** Start of Excerpted data **

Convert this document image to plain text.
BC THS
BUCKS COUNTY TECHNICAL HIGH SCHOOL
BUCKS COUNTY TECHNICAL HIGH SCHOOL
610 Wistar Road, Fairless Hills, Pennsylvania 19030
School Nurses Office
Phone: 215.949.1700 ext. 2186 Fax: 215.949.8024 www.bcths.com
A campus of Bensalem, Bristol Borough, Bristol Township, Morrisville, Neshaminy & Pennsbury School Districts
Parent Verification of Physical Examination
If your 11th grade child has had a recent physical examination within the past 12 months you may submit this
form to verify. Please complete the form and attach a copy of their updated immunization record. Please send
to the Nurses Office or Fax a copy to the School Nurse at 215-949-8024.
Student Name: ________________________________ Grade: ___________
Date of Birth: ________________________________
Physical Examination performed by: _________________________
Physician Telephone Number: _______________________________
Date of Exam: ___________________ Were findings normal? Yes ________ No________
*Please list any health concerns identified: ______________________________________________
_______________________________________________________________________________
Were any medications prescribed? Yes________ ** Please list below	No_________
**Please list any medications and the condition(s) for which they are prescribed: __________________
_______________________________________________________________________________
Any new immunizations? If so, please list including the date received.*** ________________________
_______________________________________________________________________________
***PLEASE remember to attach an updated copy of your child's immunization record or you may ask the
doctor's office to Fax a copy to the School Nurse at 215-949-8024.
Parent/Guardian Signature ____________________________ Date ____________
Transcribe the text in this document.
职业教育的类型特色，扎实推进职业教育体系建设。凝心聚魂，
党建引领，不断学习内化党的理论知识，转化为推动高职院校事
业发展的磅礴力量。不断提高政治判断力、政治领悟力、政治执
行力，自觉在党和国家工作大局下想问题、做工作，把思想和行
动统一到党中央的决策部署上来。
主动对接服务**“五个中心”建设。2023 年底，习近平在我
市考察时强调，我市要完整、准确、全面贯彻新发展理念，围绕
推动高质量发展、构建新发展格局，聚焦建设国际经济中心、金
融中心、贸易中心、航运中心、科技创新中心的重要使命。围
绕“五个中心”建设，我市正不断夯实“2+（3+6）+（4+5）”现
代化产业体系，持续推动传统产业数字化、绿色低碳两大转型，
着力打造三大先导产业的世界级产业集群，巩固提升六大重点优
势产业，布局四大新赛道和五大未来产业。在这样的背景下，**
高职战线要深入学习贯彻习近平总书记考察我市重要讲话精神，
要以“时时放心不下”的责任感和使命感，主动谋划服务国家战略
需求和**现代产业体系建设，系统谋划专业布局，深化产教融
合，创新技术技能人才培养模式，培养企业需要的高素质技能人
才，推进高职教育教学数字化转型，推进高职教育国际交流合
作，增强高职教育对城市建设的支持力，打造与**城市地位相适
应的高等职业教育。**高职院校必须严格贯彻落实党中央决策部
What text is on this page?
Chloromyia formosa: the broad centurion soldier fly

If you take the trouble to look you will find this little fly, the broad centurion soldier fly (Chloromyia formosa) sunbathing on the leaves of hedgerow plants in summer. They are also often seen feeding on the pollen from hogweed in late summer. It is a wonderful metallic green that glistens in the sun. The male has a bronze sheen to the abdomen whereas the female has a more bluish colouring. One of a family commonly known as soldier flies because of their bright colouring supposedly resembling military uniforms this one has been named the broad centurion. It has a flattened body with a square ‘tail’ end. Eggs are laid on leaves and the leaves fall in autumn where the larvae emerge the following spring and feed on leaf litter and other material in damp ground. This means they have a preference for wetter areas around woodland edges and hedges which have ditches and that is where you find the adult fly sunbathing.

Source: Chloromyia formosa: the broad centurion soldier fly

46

** End of Excerpted data **

◆ **Your goal**:
Look above for every line with the word "prescribed" and copy it.

◆ **Worked answer**:
Were any medications prescribed? Yes________ ** Please list below	No_________
**Please list any medications and the condition(s) for which they are prescribed: __________________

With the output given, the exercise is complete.